*TASK TO CARRY OUT*
Take the data that follows and retype it word for word.

*RECORDS SHOWN*
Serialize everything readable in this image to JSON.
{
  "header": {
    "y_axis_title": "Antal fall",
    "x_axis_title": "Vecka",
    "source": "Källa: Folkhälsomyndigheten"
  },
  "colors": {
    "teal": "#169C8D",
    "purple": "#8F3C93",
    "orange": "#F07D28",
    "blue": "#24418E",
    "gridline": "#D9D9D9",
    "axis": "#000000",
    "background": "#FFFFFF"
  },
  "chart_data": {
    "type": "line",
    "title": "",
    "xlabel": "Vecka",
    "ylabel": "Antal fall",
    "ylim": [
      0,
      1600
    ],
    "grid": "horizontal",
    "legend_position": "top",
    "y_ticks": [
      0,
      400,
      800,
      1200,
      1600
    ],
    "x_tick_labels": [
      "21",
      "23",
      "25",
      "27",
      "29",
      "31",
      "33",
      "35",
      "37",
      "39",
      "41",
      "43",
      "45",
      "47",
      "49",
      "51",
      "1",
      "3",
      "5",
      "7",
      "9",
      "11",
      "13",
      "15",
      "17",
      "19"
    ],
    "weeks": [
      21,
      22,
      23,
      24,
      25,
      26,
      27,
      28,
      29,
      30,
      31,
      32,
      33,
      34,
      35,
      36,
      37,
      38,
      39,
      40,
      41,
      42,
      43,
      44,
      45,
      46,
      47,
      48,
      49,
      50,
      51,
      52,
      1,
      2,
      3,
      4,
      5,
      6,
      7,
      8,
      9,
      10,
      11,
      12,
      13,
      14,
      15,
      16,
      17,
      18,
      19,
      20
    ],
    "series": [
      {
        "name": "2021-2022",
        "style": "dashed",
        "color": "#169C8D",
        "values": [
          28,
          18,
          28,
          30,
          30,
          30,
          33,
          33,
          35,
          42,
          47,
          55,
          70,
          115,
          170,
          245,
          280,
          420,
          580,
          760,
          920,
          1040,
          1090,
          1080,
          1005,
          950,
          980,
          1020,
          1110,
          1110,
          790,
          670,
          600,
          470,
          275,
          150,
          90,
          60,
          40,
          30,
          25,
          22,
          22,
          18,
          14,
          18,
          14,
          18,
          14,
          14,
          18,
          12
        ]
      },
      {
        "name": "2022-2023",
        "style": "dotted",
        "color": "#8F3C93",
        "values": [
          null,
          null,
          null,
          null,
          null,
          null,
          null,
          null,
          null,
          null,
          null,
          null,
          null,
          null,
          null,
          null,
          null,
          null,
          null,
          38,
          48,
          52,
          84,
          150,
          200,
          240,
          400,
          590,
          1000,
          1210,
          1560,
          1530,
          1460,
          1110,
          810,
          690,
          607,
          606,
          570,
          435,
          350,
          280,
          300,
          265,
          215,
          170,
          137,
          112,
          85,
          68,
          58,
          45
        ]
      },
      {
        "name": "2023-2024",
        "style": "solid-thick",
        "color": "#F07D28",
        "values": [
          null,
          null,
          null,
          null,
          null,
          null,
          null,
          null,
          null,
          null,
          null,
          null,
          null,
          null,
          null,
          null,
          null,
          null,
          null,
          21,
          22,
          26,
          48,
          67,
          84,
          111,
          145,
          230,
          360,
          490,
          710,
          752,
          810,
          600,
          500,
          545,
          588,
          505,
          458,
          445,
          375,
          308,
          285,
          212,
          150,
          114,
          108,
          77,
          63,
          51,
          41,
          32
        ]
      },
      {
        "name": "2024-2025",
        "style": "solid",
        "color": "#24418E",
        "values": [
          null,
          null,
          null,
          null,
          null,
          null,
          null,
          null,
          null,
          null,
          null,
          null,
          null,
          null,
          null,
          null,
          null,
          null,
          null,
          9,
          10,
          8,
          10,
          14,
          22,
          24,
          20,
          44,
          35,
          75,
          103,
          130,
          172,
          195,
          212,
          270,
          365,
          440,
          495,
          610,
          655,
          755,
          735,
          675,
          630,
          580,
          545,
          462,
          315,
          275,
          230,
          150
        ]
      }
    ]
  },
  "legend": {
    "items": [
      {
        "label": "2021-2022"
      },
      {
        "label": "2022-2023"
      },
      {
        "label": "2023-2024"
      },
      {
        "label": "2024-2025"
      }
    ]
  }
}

*EXERCISE SOLUTION*
Serialize everything readable in this image to JSON.
{
  "header": {
    "y_axis_title": "Antal fall",
    "x_axis_title": "Vecka",
    "source": "Källa: Folkhälsomyndigheten"
  },
  "colors": {
    "teal": "#169C8D",
    "purple": "#8F3C93",
    "orange": "#F07D28",
    "blue": "#24418E",
    "gridline": "#D9D9D9",
    "axis": "#000000",
    "background": "#FFFFFF"
  },
  "chart_data": {
    "type": "line",
    "title": "",
    "xlabel": "Vecka",
    "ylabel": "Antal fall",
    "ylim": [
      0,
      1600
    ],
    "grid": "horizontal",
    "legend_position": "top",
    "y_ticks": [
      0,
      400,
      800,
      1200,
      1600
    ],
    "x_tick_labels": [
      "21",
      "23",
      "25",
      "27",
      "29",
      "31",
      "33",
      "35",
      "37",
      "39",
      "41",
      "43",
      "45",
      "47",
      "49",
      "51",
      "1",
      "3",
      "5",
      "7",
      "9",
      "11",
      "13",
      "15",
      "17",
      "19"
    ],
    "weeks": [
      21,
      22,
      23,
      24,
      25,
      26,
      27,
      28,
      29,
      30,
      31,
      32,
      33,
      34,
      35,
      36,
      37,
      38,
      39,
      40,
      41,
      42,
      43,
      44,
      45,
      46,
      47,
      48,
      49,
      50,
      51,
      52,
      1,
      2,
      3,
      4,
      5,
      6,
      7,
      8,
      9,
      10,
      11,
      12,
      13,
      14,
      15,
      16,
      17,
      18,
      19,
      20
    ],
    "series": [
      {
        "name": "2021-2022",
        "style": "dashed",
        "color": "#169C8D",
        "values": [
          28,
          18,
          28,
          30,
          30,
          30,
          33,
          33,
          35,
          42,
          47,
          55,
          70,
          115,
          170,
          245,
          280,
          420,
          580,
          760,
          920,
          1040,
          1090,
          1080,
          1005,
          950,
          980,
          1020,
          1110,
          1110,
          790,
          670,
          600,
          470,
          275,
          150,
          90,
          60,
          40,
          30,
          25,
          22,
          22,
          18,
          14,
          18,
          14,
          18,
          14,
          14,
          18,
          12
        ]
      },
      {
        "name": "2022-2023",
        "style": "dotted",
        "color": "#8F3C93",
        "values": [
          null,
          null,
          null,
          null,
          null,
          null,
          null,
          null,
          null,
          null,
          null,
          null,
          null,
          null,
          null,
          null,
          null,
          null,
          null,
          38,
          48,
          52,
          84,
          150,
          200,
          240,
          400,
          590,
          1000,
          1210,
          1560,
          1530,
          1460,
          1110,
          810,
          690,
          607,
          606,
          570,
          435,
          350,
          280,
          300,
          265,
          215,
          170,
          137,
          112,
          85,
          68,
          58,
          45
        ]
      },
      {
        "name": "2023-2024",
        "style": "solid-thick",
        "color": "#F07D28",
        "values": [
          null,
          null,
          null,
          null,
          null,
          null,
          null,
          null,
          null,
          null,
          null,
          null,
          null,
          null,
          null,
          null,
          null,
          null,
          null,
          21,
          22,
          26,
          48,
          67,
          84,
          111,
          145,
          230,
          360,
          490,
          710,
          752,
          810,
          600,
          500,
          545,
          588,
          505,
          458,
          445,
          375,
          308,
          285,
          212,
          150,
          114,
          108,
          77,
          63,
          51,
          41,
          32
        ]
      },
      {
        "name": "2024-2025",
        "style": "solid",
        "color": "#24418E",
        "values": [
          null,
          null,
          null,
          null,
          null,
          null,
          null,
          null,
          null,
          null,
          null,
          null,
          null,
          null,
          null,
          null,
          null,
          null,
          null,
          9,
          10,
          8,
          10,
          14,
          22,
          24,
          20,
          44,
          35,
          75,
          103,
          130,
          172,
          195,
          212,
          270,
          365,
          440,
          495,
          610,
          655,
          755,
          735,
          675,
          630,
          580,
          545,
          462,
          315,
          275,
          230,
          150
        ]
      }
    ]
  },
  "legend": {
    "items": [
      {
        "label": "2021-2022"
      },
      {
        "label": "2022-2023"
      },
      {
        "label": "2023-2024"
      },
      {
        "label": "2024-2025"
      }
    ]
  }
}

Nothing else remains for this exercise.